[START DATA]
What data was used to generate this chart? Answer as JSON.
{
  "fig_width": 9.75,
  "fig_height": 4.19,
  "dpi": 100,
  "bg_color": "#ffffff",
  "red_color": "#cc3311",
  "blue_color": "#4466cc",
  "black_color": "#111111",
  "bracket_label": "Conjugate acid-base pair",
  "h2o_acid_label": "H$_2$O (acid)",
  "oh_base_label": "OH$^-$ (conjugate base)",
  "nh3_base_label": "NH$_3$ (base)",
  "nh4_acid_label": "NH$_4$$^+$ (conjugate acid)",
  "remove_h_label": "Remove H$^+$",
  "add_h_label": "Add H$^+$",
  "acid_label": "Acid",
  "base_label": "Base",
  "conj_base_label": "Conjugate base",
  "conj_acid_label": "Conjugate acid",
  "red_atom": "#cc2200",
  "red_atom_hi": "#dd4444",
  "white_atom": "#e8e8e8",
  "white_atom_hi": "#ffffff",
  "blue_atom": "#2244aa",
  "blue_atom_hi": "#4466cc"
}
[END DATA]
[THE REQUEST] Reproduce each record shown above without altering a single word.

[RESPONSE FOR THIS EXERCISE]
What data was used to generate this chart? Answer as JSON.
{
  "fig_width": 9.75,
  "fig_height": 4.19,
  "dpi": 100,
  "bg_color": "#ffffff",
  "red_color": "#cc3311",
  "blue_color": "#4466cc",
  "black_color": "#111111",
  "bracket_label": "Conjugate acid-base pair",
  "h2o_acid_label": "H$_2$O (acid)",
  "oh_base_label": "OH$^-$ (conjugate base)",
  "nh3_base_label": "NH$_3$ (base)",
  "nh4_acid_label": "NH$_4$$^+$ (conjugate acid)",
  "remove_h_label": "Remove H$^+$",
  "add_h_label": "Add H$^+$",
  "acid_label": "Acid",
  "base_label": "Base",
  "conj_base_label": "Conjugate base",
  "conj_acid_label": "Conjugate acid",
  "red_atom": "#cc2200",
  "red_atom_hi": "#dd4444",
  "white_atom": "#e8e8e8",
  "white_atom_hi": "#ffffff",
  "blue_atom": "#2244aa",
  "blue_atom_hi": "#4466cc"
}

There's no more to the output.